> [Exercise prompt]: Keep only the lines of the data below that contain "연습하기", and copy them.

+++ Information shown

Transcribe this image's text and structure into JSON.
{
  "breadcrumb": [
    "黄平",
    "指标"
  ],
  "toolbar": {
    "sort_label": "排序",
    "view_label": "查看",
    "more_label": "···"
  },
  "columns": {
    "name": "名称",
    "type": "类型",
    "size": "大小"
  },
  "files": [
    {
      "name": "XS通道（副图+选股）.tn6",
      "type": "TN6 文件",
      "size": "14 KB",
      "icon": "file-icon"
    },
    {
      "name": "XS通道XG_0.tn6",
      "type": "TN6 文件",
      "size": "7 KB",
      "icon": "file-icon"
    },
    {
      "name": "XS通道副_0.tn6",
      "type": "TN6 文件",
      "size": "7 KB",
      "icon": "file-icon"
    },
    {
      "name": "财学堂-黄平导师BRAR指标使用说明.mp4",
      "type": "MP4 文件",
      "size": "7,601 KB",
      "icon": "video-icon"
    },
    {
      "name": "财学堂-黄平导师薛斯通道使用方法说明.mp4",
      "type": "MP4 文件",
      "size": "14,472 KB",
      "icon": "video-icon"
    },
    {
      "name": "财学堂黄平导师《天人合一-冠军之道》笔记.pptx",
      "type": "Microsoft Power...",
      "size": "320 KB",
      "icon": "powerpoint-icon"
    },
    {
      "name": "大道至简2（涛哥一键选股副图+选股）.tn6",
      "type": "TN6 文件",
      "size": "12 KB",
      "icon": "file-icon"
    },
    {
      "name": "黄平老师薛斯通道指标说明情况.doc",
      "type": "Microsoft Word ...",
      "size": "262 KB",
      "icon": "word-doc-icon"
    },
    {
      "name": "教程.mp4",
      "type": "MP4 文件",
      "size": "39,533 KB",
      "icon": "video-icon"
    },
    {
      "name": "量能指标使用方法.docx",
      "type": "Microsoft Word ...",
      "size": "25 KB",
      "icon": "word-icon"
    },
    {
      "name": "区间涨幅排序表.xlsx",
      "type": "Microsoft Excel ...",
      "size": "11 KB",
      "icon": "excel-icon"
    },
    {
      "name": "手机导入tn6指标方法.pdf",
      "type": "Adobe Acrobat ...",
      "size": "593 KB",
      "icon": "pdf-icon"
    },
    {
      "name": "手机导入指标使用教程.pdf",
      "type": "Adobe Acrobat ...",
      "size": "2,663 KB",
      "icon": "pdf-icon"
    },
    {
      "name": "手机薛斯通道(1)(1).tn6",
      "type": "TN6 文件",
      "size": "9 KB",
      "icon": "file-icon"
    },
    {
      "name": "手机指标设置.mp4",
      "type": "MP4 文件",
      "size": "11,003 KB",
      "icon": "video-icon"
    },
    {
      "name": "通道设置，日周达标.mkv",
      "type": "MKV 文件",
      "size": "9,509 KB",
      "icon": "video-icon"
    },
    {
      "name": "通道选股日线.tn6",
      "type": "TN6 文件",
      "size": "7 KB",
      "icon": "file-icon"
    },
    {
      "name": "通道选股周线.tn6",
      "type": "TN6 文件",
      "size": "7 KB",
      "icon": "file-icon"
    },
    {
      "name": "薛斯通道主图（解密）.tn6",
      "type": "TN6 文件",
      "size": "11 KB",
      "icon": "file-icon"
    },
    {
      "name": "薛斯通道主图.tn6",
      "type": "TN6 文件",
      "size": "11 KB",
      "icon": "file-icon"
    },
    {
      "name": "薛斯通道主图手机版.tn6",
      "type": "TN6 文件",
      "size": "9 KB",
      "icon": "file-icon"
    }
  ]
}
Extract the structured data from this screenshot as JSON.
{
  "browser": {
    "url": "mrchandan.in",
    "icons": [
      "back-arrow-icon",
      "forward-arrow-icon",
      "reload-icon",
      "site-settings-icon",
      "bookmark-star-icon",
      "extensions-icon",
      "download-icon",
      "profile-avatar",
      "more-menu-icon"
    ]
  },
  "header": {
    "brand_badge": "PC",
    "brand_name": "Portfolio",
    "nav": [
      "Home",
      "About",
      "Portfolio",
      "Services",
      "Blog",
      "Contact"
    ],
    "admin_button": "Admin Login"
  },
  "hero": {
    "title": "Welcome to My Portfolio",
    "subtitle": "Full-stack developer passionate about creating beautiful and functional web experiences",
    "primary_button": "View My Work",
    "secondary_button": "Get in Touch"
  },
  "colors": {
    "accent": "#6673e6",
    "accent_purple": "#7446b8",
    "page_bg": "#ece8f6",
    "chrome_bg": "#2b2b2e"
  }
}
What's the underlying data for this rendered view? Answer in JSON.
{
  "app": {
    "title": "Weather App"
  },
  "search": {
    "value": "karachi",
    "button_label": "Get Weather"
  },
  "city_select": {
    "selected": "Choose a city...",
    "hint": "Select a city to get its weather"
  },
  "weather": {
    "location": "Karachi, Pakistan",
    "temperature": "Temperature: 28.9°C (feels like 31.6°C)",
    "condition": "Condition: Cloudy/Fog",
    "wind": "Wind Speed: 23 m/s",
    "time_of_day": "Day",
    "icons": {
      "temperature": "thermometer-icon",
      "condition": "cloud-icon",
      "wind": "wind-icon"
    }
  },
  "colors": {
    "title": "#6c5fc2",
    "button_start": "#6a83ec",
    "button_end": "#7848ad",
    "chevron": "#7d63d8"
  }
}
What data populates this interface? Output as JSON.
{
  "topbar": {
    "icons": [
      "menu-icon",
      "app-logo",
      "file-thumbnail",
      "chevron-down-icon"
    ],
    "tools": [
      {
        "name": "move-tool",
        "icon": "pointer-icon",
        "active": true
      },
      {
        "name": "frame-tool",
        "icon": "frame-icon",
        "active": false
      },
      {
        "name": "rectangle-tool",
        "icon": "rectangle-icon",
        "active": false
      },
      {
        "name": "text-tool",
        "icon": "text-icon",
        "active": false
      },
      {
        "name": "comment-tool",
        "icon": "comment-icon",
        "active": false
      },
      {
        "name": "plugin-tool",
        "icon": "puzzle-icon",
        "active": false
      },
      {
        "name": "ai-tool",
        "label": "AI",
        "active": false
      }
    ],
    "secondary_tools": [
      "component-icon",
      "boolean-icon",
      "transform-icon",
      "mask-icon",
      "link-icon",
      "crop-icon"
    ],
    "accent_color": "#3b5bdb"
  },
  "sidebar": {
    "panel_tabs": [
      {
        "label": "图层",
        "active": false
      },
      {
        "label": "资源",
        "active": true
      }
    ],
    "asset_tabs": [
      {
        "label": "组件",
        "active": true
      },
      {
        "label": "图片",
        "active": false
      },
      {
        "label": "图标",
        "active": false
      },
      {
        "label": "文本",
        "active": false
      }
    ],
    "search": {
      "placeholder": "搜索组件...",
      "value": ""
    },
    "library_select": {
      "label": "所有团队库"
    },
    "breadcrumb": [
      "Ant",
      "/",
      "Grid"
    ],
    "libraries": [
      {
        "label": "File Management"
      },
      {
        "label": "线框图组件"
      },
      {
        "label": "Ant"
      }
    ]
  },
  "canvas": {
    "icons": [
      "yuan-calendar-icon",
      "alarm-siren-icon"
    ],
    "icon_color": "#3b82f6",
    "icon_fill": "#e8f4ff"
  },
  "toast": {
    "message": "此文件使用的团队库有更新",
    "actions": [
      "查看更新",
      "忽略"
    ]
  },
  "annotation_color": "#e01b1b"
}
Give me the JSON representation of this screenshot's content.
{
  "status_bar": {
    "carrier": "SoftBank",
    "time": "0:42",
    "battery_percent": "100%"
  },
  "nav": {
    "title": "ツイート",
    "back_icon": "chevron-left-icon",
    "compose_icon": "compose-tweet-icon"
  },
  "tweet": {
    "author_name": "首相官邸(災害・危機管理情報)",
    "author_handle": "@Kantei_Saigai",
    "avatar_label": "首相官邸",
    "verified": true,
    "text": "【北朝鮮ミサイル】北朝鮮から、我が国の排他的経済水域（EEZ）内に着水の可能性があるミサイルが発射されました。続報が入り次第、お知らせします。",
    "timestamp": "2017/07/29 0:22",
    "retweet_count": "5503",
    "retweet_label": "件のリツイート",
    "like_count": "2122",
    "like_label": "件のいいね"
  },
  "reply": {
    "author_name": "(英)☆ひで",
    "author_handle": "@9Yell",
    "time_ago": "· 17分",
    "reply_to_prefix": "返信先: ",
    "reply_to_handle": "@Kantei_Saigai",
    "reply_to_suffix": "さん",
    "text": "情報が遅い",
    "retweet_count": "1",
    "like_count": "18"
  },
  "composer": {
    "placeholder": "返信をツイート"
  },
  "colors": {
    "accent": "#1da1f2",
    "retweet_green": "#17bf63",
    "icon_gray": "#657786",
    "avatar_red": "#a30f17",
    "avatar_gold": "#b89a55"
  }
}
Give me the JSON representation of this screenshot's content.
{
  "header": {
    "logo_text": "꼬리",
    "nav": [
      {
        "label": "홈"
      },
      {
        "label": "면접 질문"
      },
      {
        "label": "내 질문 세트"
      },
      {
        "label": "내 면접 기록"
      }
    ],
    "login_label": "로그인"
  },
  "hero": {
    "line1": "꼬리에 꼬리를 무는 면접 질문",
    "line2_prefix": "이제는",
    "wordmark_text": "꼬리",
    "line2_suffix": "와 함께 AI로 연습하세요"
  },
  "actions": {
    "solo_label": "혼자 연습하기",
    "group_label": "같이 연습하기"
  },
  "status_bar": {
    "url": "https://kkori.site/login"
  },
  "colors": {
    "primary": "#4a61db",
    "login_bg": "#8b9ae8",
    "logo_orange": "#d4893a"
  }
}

++++++

> [Written response]:
    "solo_label": "혼자 연습하기",
    "group_label": "같이 연습하기"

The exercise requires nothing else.